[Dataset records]
────────────────

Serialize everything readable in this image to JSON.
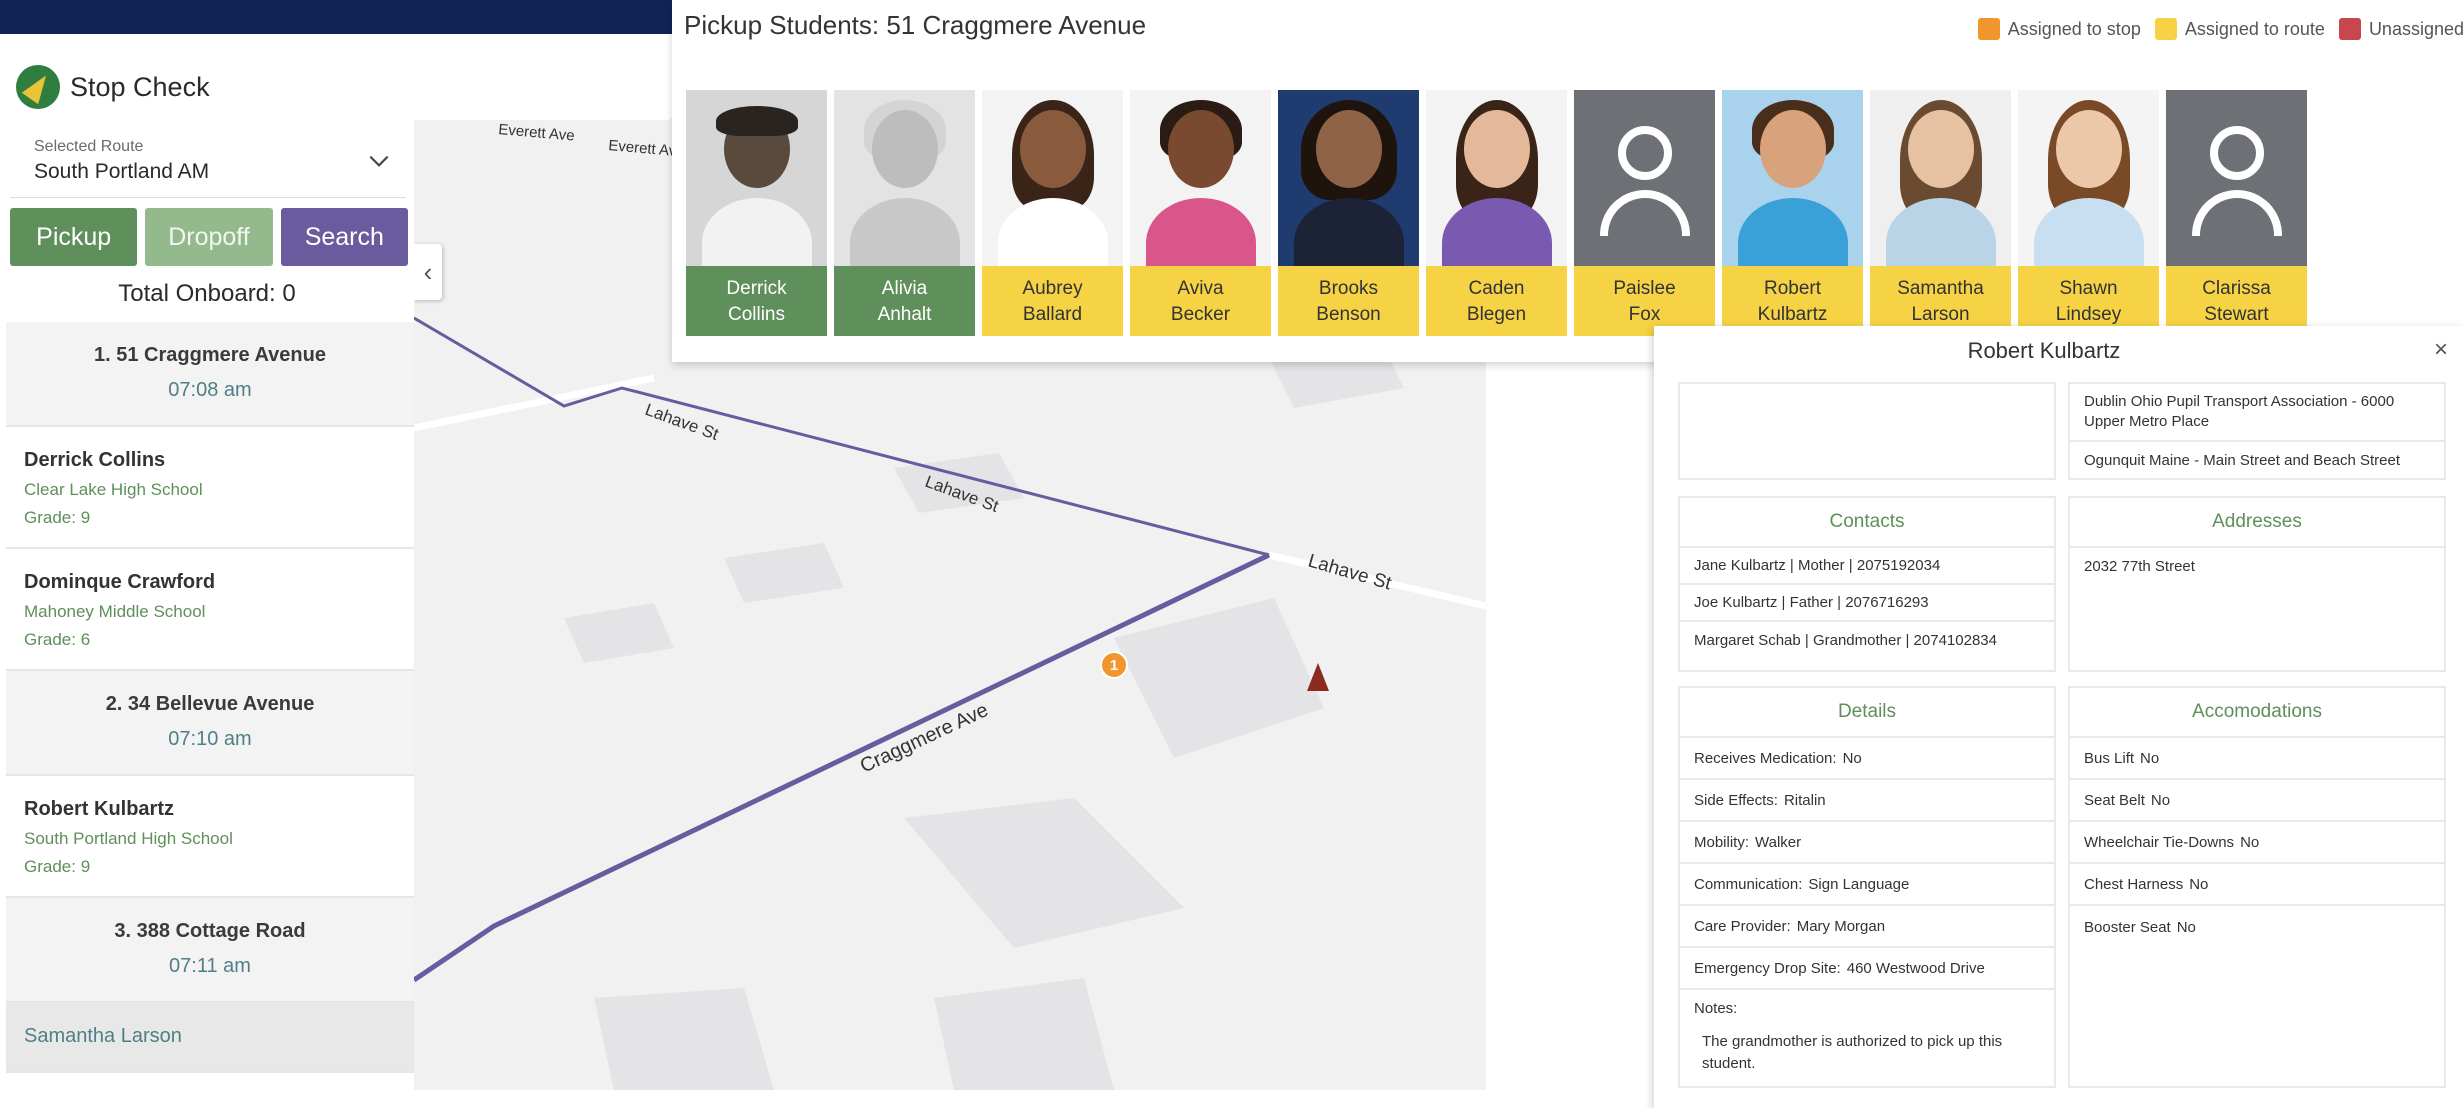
{
  "app": {
    "name": "Stop Check"
  },
  "sidebar": {
    "route_label": "Selected Route",
    "route_value": "South Portland AM",
    "tabs": {
      "pickup": "Pickup",
      "dropoff": "Dropoff",
      "search": "Search"
    },
    "total_onboard": "Total Onboard: 0",
    "stops": [
      {
        "title": "1. 51 Craggmere Avenue",
        "time": "07:08 am",
        "students": [
          {
            "name": "Derrick Collins",
            "school": "Clear Lake High School",
            "grade": "Grade: 9"
          },
          {
            "name": "Dominque Crawford",
            "school": "Mahoney Middle School",
            "grade": "Grade: 6"
          }
        ]
      },
      {
        "title": "2. 34 Bellevue Avenue",
        "time": "07:10 am",
        "students": [
          {
            "name": "Robert Kulbartz",
            "school": "South Portland High School",
            "grade": "Grade: 9"
          }
        ]
      },
      {
        "title": "3. 388 Cottage Road",
        "time": "07:11 am",
        "students": [
          {
            "name": "Samantha Larson"
          }
        ]
      }
    ]
  },
  "map": {
    "streets": [
      "Everett Ave",
      "Everett Ave",
      "Lahave St",
      "Lahave St",
      "Lahave St",
      "Craggmere Ave"
    ],
    "stop_marker": "1"
  },
  "pickup": {
    "title": "Pickup Students: 51 Craggmere Avenue",
    "legend": [
      {
        "label": "Assigned to stop",
        "color": "#f0962d"
      },
      {
        "label": "Assigned to route",
        "color": "#f6d245"
      },
      {
        "label": "Unassigned",
        "color": "#c9464e"
      }
    ],
    "students": [
      {
        "first": "Derrick",
        "last": "Collins",
        "status": "green"
      },
      {
        "first": "Alivia",
        "last": "Anhalt",
        "status": "green"
      },
      {
        "first": "Aubrey",
        "last": "Ballard",
        "status": "yellow"
      },
      {
        "first": "Aviva",
        "last": "Becker",
        "status": "yellow"
      },
      {
        "first": "Brooks",
        "last": "Benson",
        "status": "yellow"
      },
      {
        "first": "Caden",
        "last": "Blegen",
        "status": "yellow"
      },
      {
        "first": "Paislee",
        "last": "Fox",
        "status": "yellow"
      },
      {
        "first": "Robert",
        "last": "Kulbartz",
        "status": "yellow"
      },
      {
        "first": "Samantha",
        "last": "Larson",
        "status": "yellow"
      },
      {
        "first": "Shawn",
        "last": "Lindsey",
        "status": "yellow"
      },
      {
        "first": "Clarissa",
        "last": "Stewart",
        "status": "yellow"
      }
    ]
  },
  "detail": {
    "title": "Robert Kulbartz",
    "close": "×",
    "stops": [
      "Dublin Ohio Pupil Transport Association - 6000 Upper Metro Place",
      "Ogunquit Maine - Main Street and Beach Street"
    ],
    "contacts_title": "Contacts",
    "contacts": [
      "Jane Kulbartz | Mother | 2075192034",
      "Joe Kulbartz | Father | 2076716293",
      "Margaret Schab | Grandmother | 2074102834"
    ],
    "addresses_title": "Addresses",
    "addresses": [
      "2032 77th Street"
    ],
    "details_title": "Details",
    "details": [
      {
        "label": "Receives Medication:",
        "value": "No"
      },
      {
        "label": "Side Effects:",
        "value": "Ritalin"
      },
      {
        "label": "Mobility:",
        "value": "Walker"
      },
      {
        "label": "Communication:",
        "value": "Sign Language"
      },
      {
        "label": "Care Provider:",
        "value": "Mary Morgan"
      },
      {
        "label": "Emergency Drop Site:",
        "value": "460 Westwood Drive"
      }
    ],
    "notes_label": "Notes:",
    "notes": "The grandmother is authorized to pick up this student.",
    "accommodations_title": "Accomodations",
    "accommodations": [
      {
        "label": "Bus Lift",
        "value": "No"
      },
      {
        "label": "Seat Belt",
        "value": "No"
      },
      {
        "label": "Wheelchair Tie-Downs",
        "value": "No"
      },
      {
        "label": "Chest Harness",
        "value": "No"
      },
      {
        "label": "Booster Seat",
        "value": "No"
      }
    ]
  }
}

────────────────

Direction: The lines above form a set of records; determine how many of them contain the string "last" and give that number alone.

The reply: 11